WRITTEN EXERCISE – In your copy, leave out the pictures; write out all the data exactly.
▶
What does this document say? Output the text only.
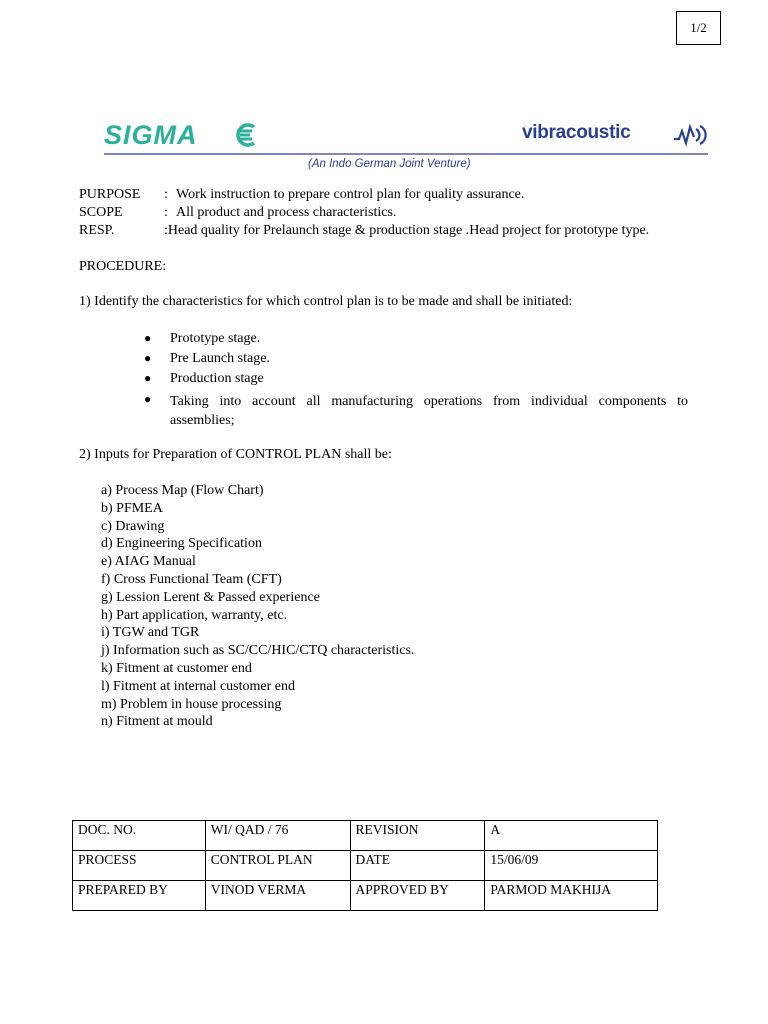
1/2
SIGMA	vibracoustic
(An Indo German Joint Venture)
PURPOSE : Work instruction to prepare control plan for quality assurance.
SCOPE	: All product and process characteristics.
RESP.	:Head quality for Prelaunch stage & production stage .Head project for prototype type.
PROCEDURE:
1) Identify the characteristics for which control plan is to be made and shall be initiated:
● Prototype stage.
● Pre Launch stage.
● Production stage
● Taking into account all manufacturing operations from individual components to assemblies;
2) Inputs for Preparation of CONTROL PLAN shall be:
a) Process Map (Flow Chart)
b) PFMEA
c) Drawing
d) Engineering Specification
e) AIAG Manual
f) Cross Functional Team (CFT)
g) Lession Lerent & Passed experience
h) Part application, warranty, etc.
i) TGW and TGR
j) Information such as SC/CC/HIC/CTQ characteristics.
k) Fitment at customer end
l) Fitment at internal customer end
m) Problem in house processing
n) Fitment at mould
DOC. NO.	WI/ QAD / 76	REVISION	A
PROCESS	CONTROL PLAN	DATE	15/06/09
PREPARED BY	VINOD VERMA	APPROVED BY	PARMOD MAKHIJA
◀
FULL SOLUTION –
What does this document say? Output the text only.
1/2
SIGMA	vibracoustic
(An Indo German Joint Venture)
PURPOSE : Work instruction to prepare control plan for quality assurance.
SCOPE	: All product and process characteristics.
RESP.	:Head quality for Prelaunch stage & production stage .Head project for prototype type.
PROCEDURE:
1) Identify the characteristics for which control plan is to be made and shall be initiated:
● Prototype stage.
● Pre Launch stage.
● Production stage
● Taking into account all manufacturing operations from individual components to assemblies;
2) Inputs for Preparation of CONTROL PLAN shall be:
a) Process Map (Flow Chart)
b) PFMEA
c) Drawing
d) Engineering Specification
e) AIAG Manual
f) Cross Functional Team (CFT)
g) Lession Lerent & Passed experience
h) Part application, warranty, etc.
i) TGW and TGR
j) Information such as SC/CC/HIC/CTQ characteristics.
k) Fitment at customer end
l) Fitment at internal customer end
m) Problem in house processing
n) Fitment at mould
DOC. NO.	WI/ QAD / 76	REVISION	A
PROCESS	CONTROL PLAN	DATE	15/06/09
PREPARED BY	VINOD VERMA	APPROVED BY	PARMOD MAKHIJA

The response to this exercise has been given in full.